** STATED TASK **
Return, exactly, the line that contains "What text is on this page?" together with all lines after it to the end of the entries, and no further lines.

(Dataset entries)
- - -

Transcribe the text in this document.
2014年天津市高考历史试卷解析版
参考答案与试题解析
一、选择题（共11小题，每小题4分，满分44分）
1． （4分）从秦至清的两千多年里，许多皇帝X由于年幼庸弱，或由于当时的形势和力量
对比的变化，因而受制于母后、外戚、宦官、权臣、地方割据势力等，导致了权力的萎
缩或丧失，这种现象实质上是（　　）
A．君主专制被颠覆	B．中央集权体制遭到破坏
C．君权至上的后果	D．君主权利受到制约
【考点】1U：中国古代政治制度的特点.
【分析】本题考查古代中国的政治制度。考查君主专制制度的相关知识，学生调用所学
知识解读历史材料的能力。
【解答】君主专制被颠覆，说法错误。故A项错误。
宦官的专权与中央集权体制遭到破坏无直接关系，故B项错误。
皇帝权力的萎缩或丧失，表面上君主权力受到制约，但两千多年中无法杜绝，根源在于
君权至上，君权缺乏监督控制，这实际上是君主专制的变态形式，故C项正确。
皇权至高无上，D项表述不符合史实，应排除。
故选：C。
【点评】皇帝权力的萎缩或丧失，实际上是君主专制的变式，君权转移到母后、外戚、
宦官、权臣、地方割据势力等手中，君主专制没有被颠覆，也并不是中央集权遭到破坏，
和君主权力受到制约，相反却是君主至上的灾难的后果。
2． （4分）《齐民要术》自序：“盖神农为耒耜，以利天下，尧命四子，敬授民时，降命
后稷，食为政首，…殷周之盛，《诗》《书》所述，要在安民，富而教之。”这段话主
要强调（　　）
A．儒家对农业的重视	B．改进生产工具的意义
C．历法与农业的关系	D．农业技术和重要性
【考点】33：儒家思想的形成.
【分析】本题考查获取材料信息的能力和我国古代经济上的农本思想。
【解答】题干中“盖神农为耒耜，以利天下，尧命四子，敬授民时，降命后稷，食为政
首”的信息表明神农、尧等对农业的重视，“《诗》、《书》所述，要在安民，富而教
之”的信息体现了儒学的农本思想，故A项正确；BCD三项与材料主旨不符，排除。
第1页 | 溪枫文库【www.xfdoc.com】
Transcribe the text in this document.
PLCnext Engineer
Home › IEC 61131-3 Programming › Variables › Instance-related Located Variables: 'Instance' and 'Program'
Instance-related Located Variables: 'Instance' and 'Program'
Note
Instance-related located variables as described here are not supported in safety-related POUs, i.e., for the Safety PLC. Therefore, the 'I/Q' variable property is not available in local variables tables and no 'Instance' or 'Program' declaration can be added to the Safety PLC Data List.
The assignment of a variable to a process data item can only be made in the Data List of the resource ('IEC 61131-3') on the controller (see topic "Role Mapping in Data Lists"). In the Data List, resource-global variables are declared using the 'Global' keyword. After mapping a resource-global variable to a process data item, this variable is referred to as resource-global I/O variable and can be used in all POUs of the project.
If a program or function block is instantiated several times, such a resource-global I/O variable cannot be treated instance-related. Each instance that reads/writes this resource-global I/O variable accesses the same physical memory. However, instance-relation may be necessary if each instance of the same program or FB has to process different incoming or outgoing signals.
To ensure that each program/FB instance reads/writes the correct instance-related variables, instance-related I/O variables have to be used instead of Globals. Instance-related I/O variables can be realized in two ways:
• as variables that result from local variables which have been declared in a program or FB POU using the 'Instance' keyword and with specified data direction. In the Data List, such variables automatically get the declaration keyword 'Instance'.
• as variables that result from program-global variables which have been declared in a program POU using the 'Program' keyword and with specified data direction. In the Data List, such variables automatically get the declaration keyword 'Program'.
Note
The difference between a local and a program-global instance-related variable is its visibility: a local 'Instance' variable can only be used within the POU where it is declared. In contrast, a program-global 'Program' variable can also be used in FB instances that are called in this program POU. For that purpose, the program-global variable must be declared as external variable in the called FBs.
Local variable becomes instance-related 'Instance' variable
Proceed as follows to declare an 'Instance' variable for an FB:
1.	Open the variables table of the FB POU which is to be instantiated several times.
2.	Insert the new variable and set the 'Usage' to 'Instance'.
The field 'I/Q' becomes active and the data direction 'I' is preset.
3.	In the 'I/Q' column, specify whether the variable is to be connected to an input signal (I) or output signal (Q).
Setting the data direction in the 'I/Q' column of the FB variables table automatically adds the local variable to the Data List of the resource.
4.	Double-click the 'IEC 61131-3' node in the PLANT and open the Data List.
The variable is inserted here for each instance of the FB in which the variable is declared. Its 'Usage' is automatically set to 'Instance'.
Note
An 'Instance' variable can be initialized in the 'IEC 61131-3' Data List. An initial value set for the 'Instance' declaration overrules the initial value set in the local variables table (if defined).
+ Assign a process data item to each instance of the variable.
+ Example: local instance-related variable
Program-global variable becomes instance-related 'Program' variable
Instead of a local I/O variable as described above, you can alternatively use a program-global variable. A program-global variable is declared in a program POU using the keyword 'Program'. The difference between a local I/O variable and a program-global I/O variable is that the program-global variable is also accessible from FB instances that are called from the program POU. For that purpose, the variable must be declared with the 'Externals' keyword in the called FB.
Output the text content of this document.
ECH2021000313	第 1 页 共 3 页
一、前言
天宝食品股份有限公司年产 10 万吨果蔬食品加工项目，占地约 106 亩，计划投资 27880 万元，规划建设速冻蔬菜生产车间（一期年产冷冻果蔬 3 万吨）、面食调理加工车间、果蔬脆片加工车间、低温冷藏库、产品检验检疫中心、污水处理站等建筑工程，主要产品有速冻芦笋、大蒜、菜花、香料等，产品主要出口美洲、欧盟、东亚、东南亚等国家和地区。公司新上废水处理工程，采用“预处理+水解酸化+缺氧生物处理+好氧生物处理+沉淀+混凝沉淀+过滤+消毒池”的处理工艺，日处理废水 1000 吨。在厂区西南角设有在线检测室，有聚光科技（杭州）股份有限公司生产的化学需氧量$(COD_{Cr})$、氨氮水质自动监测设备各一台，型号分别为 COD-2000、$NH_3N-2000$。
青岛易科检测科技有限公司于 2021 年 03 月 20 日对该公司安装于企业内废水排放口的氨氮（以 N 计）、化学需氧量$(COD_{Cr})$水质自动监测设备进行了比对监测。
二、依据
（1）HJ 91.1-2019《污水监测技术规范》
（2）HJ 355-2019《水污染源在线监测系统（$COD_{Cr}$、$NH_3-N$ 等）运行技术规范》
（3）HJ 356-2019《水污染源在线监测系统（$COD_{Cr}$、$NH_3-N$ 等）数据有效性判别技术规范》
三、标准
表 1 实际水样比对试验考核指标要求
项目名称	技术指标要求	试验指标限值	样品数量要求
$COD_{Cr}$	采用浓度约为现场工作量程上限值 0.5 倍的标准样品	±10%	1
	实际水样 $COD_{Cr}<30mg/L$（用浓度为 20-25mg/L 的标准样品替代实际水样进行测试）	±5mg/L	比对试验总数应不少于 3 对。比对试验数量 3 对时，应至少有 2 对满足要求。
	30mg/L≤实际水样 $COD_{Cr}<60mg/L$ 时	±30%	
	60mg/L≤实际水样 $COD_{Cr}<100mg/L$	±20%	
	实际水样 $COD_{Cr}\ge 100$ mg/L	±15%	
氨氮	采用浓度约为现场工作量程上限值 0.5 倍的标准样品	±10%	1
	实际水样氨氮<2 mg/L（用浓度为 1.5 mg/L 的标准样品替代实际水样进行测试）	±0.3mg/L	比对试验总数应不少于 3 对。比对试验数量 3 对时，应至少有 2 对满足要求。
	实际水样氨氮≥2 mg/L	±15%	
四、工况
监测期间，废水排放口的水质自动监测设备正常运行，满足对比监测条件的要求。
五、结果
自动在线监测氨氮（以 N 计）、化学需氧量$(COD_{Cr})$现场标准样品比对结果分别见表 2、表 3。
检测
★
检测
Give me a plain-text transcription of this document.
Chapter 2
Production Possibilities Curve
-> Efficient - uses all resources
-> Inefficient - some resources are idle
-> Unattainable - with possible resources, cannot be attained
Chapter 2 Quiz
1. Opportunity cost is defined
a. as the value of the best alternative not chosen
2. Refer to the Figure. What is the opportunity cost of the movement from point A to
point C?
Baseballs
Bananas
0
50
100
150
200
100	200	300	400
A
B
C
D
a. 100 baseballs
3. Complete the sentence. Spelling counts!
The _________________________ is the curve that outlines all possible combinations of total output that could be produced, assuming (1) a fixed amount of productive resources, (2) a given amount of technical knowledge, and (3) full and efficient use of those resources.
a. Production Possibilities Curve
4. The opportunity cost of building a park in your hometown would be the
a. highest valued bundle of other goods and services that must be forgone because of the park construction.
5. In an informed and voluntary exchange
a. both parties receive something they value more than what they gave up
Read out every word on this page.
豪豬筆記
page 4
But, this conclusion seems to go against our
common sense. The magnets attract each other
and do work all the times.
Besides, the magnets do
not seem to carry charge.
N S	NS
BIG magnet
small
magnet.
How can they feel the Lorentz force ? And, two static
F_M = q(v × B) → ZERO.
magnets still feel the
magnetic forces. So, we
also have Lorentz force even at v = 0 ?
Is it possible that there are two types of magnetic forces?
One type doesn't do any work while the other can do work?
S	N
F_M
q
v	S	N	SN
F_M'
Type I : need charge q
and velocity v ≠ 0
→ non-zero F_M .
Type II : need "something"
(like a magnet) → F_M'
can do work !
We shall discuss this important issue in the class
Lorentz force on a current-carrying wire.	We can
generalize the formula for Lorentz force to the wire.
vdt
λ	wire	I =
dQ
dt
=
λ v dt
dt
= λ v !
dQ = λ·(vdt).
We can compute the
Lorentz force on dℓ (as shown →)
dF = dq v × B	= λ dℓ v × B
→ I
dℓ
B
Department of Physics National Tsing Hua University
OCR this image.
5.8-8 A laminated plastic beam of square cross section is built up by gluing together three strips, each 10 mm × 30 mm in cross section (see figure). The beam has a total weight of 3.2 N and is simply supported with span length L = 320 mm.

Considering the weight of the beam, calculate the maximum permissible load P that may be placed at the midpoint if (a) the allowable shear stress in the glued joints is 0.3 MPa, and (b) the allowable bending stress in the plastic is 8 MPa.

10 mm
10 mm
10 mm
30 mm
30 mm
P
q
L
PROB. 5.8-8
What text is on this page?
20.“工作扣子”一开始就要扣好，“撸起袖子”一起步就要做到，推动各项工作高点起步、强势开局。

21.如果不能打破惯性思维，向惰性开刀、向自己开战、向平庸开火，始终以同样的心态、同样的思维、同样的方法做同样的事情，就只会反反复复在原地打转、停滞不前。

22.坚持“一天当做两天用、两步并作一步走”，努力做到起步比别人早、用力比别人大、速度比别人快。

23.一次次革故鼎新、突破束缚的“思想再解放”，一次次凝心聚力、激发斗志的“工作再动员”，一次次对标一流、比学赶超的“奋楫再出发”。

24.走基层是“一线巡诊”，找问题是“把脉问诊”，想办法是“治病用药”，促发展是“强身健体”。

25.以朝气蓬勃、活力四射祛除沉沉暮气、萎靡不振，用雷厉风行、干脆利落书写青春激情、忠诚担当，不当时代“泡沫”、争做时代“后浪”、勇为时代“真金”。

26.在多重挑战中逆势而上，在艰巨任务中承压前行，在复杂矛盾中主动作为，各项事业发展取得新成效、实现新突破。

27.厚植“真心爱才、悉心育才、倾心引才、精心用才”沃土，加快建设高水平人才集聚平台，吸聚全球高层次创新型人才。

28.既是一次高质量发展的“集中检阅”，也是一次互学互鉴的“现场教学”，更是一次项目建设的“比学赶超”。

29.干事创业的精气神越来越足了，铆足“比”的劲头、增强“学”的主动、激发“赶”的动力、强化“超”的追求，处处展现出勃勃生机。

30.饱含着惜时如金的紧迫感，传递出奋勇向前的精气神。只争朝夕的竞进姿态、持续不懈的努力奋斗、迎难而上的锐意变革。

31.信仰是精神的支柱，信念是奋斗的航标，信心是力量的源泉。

- - -

** SOLUTION TO THIS TASK **
What text is on this page?
20.“工作扣子”一开始就要扣好，“撸起袖子”一起步就要做到，推动各项工作高点起步、强势开局。

21.如果不能打破惯性思维，向惰性开刀、向自己开战、向平庸开火，始终以同样的心态、同样的思维、同样的方法做同样的事情，就只会反反复复在原地打转、停滞不前。

22.坚持“一天当做两天用、两步并作一步走”，努力做到起步比别人早、用力比别人大、速度比别人快。

23.一次次革故鼎新、突破束缚的“思想再解放”，一次次凝心聚力、激发斗志的“工作再动员”，一次次对标一流、比学赶超的“奋楫再出发”。

24.走基层是“一线巡诊”，找问题是“把脉问诊”，想办法是“治病用药”，促发展是“强身健体”。

25.以朝气蓬勃、活力四射祛除沉沉暮气、萎靡不振，用雷厉风行、干脆利落书写青春激情、忠诚担当，不当时代“泡沫”、争做时代“后浪”、勇为时代“真金”。

26.在多重挑战中逆势而上，在艰巨任务中承压前行，在复杂矛盾中主动作为，各项事业发展取得新成效、实现新突破。

27.厚植“真心爱才、悉心育才、倾心引才、精心用才”沃土，加快建设高水平人才集聚平台，吸聚全球高层次创新型人才。

28.既是一次高质量发展的“集中检阅”，也是一次互学互鉴的“现场教学”，更是一次项目建设的“比学赶超”。

29.干事创业的精气神越来越足了，铆足“比”的劲头、增强“学”的主动、激发“赶”的动力、强化“超”的追求，处处展现出勃勃生机。

30.饱含着惜时如金的紧迫感，传递出奋勇向前的精气神。只争朝夕的竞进姿态、持续不懈的努力奋斗、迎难而上的锐意变革。

31.信仰是精神的支柱，信念是奋斗的航标，信心是力量的源泉。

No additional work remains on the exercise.